%%

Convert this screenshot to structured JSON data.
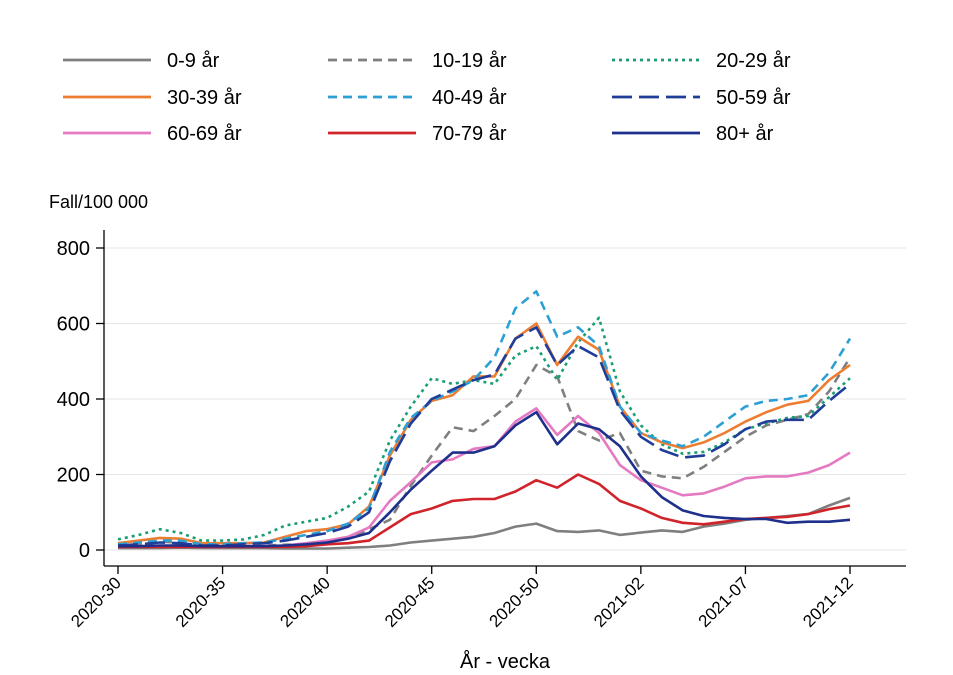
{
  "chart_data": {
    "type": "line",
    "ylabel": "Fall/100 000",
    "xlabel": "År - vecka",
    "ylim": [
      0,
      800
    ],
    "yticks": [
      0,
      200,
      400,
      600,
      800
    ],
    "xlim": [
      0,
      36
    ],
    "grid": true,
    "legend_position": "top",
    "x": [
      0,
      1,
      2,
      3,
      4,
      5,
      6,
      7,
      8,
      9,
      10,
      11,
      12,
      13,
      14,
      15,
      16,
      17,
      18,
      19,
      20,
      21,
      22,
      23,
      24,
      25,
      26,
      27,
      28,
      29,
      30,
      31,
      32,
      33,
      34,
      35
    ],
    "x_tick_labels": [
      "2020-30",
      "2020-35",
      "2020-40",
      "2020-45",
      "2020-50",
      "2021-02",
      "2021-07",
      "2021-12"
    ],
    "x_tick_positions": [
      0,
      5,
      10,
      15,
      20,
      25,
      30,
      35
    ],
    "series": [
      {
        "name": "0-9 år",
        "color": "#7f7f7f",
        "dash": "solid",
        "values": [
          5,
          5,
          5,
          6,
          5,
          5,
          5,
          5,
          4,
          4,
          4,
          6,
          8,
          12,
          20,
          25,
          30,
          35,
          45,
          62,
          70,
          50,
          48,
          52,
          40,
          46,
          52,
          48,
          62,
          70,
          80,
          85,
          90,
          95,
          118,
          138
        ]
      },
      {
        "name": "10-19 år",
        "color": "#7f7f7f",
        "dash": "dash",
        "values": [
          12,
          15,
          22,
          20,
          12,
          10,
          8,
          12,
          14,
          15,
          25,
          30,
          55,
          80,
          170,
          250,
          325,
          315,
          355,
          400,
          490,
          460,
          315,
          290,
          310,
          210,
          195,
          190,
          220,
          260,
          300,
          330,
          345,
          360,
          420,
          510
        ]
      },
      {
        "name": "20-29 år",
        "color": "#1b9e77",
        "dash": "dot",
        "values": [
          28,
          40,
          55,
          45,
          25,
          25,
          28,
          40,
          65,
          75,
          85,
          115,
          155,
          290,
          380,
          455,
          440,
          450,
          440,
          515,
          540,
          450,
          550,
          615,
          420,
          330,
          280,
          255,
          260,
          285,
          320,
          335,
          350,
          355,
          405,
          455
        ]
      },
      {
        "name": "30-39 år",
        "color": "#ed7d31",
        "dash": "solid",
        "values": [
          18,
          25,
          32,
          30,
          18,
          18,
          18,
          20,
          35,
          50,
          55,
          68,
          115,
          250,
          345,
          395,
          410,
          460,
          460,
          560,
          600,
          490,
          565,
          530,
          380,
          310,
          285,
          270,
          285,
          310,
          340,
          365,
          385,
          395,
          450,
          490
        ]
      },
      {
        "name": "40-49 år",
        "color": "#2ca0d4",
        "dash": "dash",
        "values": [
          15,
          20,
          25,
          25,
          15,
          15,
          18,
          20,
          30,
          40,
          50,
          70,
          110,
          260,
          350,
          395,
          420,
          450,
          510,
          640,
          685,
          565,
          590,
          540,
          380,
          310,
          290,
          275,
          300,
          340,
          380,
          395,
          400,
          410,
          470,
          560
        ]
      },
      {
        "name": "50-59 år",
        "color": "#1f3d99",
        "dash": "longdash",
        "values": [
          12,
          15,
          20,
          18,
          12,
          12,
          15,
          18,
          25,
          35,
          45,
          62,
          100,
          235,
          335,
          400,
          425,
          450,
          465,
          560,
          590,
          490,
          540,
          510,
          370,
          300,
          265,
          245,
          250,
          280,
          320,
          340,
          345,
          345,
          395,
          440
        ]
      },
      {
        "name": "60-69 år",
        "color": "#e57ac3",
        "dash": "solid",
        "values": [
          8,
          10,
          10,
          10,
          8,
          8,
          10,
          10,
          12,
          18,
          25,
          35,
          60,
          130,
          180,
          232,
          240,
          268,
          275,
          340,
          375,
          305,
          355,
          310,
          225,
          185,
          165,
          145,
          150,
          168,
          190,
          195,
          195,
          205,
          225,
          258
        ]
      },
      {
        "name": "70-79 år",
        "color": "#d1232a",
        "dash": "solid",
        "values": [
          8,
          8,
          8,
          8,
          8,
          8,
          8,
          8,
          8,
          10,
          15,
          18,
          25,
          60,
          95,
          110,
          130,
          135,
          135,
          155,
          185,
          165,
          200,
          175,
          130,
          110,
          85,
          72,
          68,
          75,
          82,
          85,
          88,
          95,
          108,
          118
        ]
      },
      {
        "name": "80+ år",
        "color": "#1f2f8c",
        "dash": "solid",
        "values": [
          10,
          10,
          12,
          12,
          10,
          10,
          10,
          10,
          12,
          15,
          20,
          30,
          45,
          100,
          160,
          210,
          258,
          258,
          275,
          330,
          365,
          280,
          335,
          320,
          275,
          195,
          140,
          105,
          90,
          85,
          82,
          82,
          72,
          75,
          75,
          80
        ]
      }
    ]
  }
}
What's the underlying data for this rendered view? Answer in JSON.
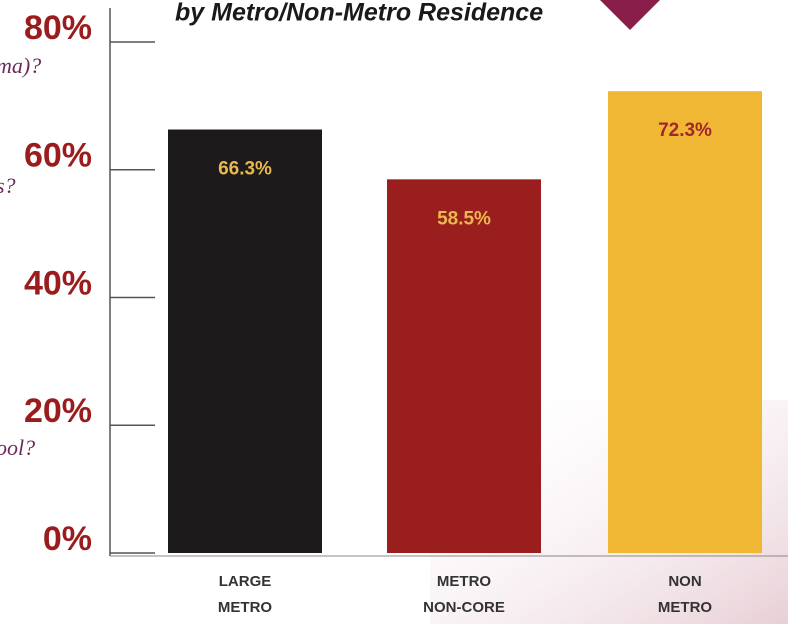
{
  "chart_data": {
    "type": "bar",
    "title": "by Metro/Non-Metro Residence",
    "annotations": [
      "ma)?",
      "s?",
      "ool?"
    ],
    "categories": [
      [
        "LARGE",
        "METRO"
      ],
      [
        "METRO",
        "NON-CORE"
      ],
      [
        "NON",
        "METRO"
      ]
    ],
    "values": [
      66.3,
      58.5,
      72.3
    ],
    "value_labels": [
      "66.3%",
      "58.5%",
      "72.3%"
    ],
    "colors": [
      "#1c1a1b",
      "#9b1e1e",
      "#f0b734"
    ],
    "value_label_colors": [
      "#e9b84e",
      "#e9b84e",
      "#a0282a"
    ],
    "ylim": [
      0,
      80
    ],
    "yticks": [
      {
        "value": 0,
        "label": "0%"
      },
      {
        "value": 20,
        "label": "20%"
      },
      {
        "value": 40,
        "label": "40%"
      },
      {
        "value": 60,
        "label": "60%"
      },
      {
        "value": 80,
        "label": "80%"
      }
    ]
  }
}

%%
%%

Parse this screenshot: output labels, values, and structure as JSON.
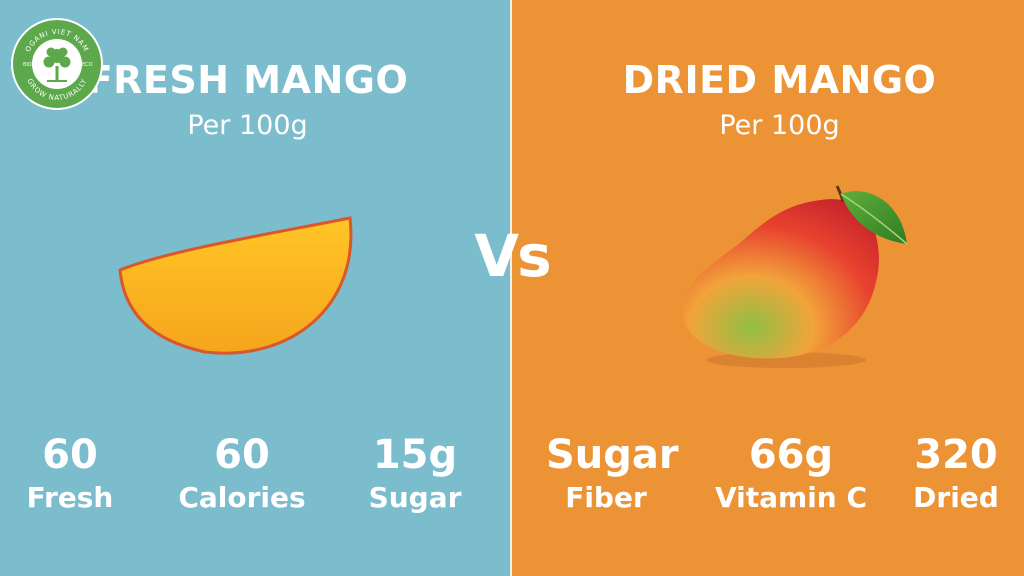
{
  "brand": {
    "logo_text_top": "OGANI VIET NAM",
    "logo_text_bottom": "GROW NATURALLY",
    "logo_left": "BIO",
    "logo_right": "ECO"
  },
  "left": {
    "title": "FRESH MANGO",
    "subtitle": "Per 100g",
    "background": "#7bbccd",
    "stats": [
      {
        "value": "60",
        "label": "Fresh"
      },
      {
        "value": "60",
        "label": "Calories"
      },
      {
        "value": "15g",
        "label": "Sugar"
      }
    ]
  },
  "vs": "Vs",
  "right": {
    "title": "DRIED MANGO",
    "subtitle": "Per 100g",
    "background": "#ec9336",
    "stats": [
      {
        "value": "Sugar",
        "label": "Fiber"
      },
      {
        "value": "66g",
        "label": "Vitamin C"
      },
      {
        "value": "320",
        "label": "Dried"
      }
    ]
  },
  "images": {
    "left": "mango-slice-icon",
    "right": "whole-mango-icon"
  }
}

%%

PROBLEM DETAILS: Determine how many lines of the listing above include the word "screenshot", and report that number only.

COMPLETED TASK: 2